▶ Instruction: Take from the listing each line that has the string "南向背击之".

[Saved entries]
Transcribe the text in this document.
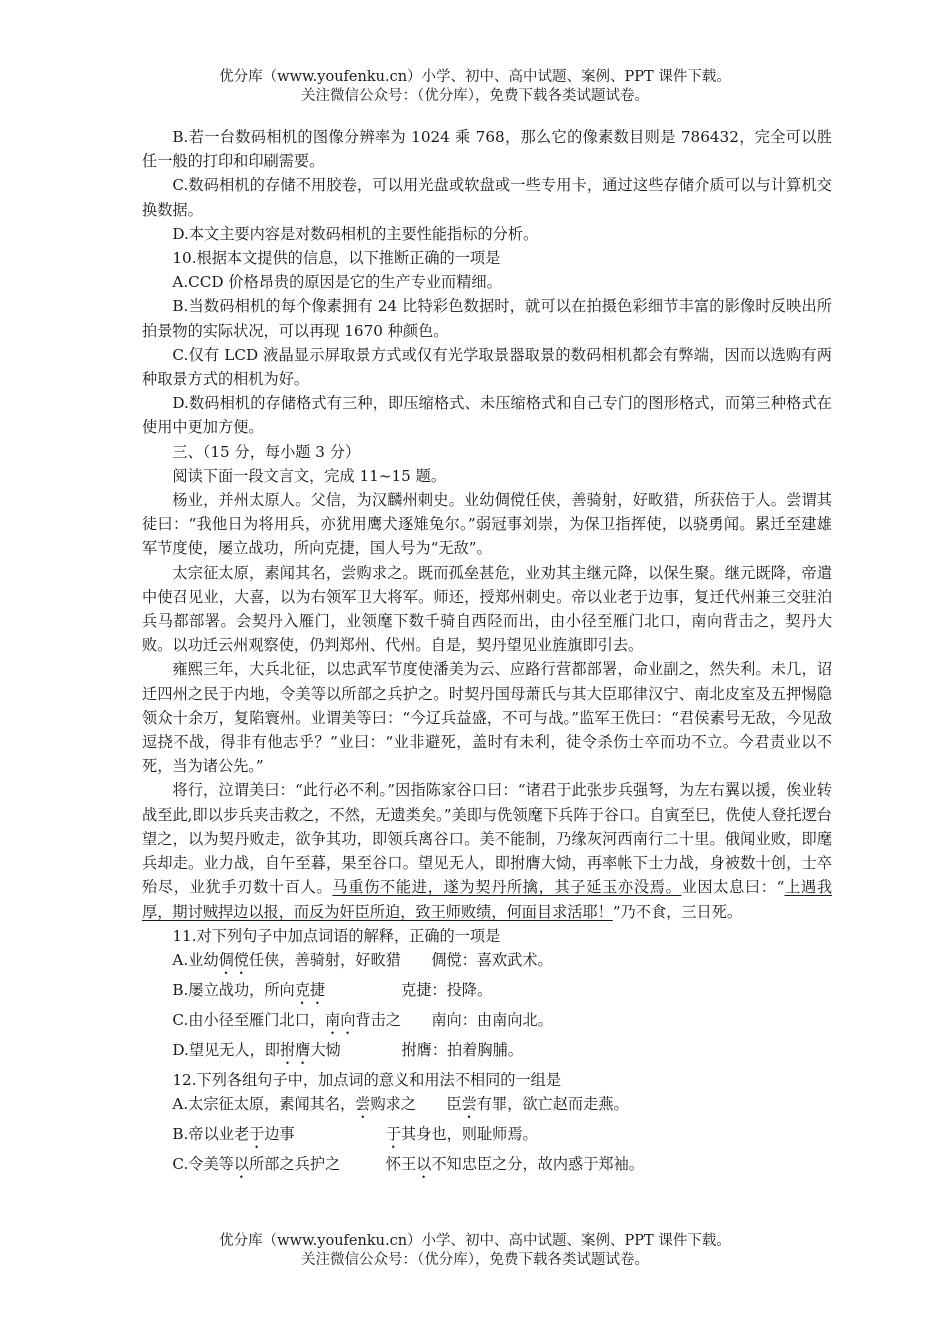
优分库（www.youfenku.cn）小学、初中、高中试题、案例、PPT 课件下载。
关注微信公众号：（优分库），免费下载各类试题试卷。

B.若一台数码相机的图像分辨率为 1024 乘 768，那么它的像素数目则是 786432，完全可以胜任一般的打印和印刷需要。

C.数码相机的存储不用胶卷，可以用光盘或软盘或一些专用卡，通过这些存储介质可以与计算机交换数据。

D.本文主要内容是对数码相机的主要性能指标的分析。

10.根据本文提供的信息，以下推断正确的一项是

A.CCD 价格昂贵的原因是它的生产专业而精细。

B.当数码相机的每个像素拥有 24 比特彩色数据时，就可以在拍摄色彩细节丰富的影像时反映出所拍景物的实际状况，可以再现 1670 种颜色。

C.仅有 LCD 液晶显示屏取景方式或仅有光学取景器取景的数码相机都会有弊端，因而以选购有两种取景方式的相机为好。

D.数码相机的存储格式有三种，即压缩格式、未压缩格式和自己专门的图形格式，而第三种格式在使用中更加方便。

三、（15 分，每小题 3 分）

阅读下面一段文言文，完成 11~15 题。

杨业，并州太原人。父信，为汉麟州刺史。业幼倜傥任侠，善骑射，好畋猎，所获倍于人。尝谓其徒曰：“我他日为将用兵，亦犹用鹰犬逐雉兔尔。”弱冠事刘崇，为保卫指挥使，以骁勇闻。累迁至建雄军节度使，屡立战功，所向克捷，国人号为“无敌”。

太宗征太原，素闻其名，尝购求之。既而孤垒甚危，业劝其主继元降，以保生聚。继元既降，帝遣中使召见业，大喜，以为右领军卫大将军。师还，授郑州刺史。帝以业老于边事，复迁代州兼三交驻泊兵马都部署。会契丹入雁门，业领麾下数千骑自西陉而出，由小径至雁门北口，南向背击之，契丹大败。以功迁云州观察使，仍判郑州、代州。自是，契丹望见业旌旗即引去。

雍熙三年，大兵北征，以忠武军节度使潘美为云、应路行营都部署，命业副之，然失利。未几，诏迁四州之民于内地，令美等以所部之兵护之。时契丹国母萧氏与其大臣耶律汉宁、南北皮室及五押惕隐领众十余万，复陷寰州。业谓美等曰：“今辽兵益盛，不可与战。”监军王侁曰：“君侯素号无敌，今见敌逗挠不战，得非有他志乎？”业曰：“业非避死，盖时有未利，徒令杀伤士卒而功不立。今君责业以不死，当为诸公先。”

将行，泣谓美曰：“此行必不利。”因指陈家谷口曰：“诸君于此张步兵强弩，为左右翼以援，俟业转战至此,即以步兵夹击救之，不然，无遗类矣。”美即与侁领麾下兵阵于谷口。自寅至巳，侁使人登托逻台望之，以为契丹败走，欲争其功，即领兵离谷口。美不能制，乃缘灰河西南行二十里。俄闻业败，即麾兵却走。业力战，自午至暮，果至谷口。望见无人，即拊膺大恸，再率帐下士力战，身被数十创，士卒殆尽，业犹手刃数十百人。马重伤不能进，遂为契丹所擒，其子延玉亦没焉。业因太息曰：“上遇我厚，期讨贼捍边以报，而反为奸臣所迫，致王师败绩，何面目求活耶！”乃不食，三日死。

11.对下列句子中加点词语的解释，正确的一项是

A.业幼倜傥任侠，善骑射，好畋猎　　倜傥：喜欢武术。

B.屡立战功，所向克捷　　　　　克捷：投降。

C.由小径至雁门北口，南向背击之　　南向：由南向北。

D.望见无人，即拊膺大恸　　　　拊膺：拍着胸脯。

12.下列各组句子中，加点词的意义和用法不相同的一组是

A.太宗征太原，素闻其名，尝购求之　　臣尝有罪，欲亡赵而走燕。

B.帝以业老于边事　　　　　　于其身也，则耻师焉。

C.令美等以所部之兵护之　　　怀王以不知忠臣之分，故内惑于郑袖。

优分库（www.youfenku.cn）小学、初中、高中试题、案例、PPT 课件下载。
关注微信公众号：（优分库），免费下载各类试题试卷。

▶ Final result:
太宗征太原，素闻其名，尝购求之。既而孤垒甚危，业劝其主继元降，以保生聚。继元既降，帝遣中使召见业，大喜，以为右领军卫大将军。师还，授郑州刺史。帝以业老于边事，复迁代州兼三交驻泊兵马都部署。会契丹入雁门，业领麾下数千骑自西陉而出，由小径至雁门北口，南向背击之，契丹大败。以功迁云州观察使，仍判郑州、代州。自是，契丹望见业旌旗即引去。
C.由小径至雁门北口，南向背击之　　南向：由南向北。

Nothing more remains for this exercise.